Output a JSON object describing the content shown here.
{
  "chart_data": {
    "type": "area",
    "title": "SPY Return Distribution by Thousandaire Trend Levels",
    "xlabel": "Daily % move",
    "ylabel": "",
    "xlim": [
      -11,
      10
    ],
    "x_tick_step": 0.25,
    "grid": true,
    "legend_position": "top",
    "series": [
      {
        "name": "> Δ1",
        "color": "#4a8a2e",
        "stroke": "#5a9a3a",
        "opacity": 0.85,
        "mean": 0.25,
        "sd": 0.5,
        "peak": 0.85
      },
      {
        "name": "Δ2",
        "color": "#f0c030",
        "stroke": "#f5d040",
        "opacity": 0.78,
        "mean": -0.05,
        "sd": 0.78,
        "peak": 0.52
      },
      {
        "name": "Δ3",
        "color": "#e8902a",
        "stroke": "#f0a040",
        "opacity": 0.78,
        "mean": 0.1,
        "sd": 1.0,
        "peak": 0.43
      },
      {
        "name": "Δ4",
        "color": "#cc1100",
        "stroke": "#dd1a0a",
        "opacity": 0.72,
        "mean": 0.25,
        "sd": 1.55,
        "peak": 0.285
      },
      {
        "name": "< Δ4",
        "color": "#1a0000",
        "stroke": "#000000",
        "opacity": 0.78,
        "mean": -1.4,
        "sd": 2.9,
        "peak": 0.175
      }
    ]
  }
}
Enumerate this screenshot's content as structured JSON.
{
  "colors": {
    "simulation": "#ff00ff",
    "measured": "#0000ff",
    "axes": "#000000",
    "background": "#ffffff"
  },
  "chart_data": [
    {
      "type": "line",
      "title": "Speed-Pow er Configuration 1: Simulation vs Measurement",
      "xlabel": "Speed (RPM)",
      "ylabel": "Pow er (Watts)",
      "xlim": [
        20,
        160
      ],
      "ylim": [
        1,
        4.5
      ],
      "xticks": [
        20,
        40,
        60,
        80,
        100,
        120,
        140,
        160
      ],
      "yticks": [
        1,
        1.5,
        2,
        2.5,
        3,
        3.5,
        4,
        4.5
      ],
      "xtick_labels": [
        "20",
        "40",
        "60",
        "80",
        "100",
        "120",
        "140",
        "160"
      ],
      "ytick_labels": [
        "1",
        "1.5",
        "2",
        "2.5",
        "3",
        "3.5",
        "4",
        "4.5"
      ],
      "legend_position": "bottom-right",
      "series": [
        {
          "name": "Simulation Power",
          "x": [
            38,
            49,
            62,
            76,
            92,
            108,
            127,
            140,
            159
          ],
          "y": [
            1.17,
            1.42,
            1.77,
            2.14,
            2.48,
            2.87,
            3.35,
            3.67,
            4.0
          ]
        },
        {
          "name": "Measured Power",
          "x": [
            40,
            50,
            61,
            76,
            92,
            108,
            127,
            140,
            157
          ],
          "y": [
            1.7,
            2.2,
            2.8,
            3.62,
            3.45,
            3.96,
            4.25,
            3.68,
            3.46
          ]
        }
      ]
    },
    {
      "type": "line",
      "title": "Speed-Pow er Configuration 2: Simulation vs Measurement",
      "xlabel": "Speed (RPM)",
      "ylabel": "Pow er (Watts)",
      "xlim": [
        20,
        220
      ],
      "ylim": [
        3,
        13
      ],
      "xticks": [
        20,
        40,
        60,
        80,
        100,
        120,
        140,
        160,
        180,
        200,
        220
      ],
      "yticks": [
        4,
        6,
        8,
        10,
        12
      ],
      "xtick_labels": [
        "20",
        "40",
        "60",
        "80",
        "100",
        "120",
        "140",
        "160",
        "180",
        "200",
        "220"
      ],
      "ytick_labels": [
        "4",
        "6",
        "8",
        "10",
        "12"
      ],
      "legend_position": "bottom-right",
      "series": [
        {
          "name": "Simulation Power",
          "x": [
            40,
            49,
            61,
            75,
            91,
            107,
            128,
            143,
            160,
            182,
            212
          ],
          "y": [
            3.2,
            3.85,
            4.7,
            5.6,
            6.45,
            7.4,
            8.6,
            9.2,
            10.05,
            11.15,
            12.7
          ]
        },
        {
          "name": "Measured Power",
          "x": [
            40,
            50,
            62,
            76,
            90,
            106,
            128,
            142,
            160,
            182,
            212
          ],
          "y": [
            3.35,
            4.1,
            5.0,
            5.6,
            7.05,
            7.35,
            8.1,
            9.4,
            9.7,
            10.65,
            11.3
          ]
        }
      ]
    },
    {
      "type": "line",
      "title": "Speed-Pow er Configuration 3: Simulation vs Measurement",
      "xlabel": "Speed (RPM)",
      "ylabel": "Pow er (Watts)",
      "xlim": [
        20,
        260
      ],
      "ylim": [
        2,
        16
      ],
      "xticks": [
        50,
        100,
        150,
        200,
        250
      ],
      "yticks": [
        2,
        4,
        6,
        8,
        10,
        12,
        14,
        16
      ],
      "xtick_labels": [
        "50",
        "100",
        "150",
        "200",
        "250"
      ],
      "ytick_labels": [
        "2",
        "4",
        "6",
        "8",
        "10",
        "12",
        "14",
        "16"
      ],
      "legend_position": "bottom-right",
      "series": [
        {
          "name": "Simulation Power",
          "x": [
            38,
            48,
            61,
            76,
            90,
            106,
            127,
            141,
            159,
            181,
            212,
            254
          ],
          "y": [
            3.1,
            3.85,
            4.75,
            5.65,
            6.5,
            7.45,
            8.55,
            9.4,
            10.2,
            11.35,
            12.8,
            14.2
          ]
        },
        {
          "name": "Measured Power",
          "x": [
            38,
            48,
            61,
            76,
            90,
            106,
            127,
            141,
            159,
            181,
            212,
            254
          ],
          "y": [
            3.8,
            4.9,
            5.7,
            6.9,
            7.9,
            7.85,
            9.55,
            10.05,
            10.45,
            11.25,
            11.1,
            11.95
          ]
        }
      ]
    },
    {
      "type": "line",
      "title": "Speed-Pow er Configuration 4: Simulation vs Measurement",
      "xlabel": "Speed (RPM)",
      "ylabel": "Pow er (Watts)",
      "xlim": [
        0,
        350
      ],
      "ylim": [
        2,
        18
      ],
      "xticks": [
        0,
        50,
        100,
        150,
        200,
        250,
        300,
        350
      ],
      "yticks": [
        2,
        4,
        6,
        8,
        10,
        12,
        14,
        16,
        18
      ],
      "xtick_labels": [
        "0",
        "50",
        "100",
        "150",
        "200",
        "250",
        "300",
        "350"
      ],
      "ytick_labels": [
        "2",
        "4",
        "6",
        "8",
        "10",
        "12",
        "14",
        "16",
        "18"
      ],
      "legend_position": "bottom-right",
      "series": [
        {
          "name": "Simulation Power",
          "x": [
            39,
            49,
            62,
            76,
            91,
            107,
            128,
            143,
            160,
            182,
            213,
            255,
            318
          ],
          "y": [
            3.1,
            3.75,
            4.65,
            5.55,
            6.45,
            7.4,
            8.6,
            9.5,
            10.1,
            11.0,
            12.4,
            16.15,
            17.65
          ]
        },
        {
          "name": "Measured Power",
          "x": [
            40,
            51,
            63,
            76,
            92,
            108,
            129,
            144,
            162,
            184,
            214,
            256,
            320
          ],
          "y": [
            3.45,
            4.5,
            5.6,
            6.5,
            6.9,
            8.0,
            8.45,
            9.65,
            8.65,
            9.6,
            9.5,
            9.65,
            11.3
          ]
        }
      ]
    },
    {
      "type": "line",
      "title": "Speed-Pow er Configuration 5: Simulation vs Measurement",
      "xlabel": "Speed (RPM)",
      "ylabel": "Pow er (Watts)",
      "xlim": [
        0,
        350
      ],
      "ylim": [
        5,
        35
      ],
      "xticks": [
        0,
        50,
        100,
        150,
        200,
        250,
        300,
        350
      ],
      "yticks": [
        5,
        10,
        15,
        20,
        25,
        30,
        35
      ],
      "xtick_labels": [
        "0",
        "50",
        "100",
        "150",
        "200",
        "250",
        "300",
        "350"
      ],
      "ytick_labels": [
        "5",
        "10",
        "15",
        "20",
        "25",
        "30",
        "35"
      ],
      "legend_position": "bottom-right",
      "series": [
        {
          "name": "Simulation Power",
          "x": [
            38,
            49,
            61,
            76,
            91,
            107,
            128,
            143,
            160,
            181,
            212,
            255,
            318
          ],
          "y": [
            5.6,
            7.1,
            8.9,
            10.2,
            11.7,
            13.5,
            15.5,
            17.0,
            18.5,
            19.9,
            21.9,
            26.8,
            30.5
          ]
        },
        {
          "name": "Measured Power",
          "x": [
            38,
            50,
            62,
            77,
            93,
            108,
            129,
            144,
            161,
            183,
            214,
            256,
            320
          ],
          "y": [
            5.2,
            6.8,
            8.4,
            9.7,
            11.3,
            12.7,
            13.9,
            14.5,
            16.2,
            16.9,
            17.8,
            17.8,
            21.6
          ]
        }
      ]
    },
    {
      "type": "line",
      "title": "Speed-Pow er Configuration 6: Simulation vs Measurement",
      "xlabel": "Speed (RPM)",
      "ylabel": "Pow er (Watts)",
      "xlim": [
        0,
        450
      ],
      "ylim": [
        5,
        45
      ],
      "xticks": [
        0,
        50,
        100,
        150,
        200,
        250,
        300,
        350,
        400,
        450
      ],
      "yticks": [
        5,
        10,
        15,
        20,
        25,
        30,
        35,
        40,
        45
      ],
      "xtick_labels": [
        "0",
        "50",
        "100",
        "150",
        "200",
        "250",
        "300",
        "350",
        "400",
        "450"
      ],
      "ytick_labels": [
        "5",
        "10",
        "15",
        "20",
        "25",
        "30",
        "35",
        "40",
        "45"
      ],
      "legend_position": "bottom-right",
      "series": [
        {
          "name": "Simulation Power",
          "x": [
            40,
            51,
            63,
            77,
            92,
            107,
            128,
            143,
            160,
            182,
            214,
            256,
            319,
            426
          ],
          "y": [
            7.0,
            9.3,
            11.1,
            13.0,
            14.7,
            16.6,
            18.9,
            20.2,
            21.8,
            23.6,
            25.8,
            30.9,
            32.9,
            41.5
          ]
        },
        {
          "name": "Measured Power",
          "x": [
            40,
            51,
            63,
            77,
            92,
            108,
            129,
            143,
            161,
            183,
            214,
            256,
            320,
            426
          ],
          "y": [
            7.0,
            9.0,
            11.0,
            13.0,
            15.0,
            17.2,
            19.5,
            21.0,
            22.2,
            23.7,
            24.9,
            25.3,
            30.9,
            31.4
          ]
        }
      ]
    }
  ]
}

========================

• [Problem to solve]
Your answer should be only a number: how many lines of the data above contain the string "JSON"?

• [Written solution]
2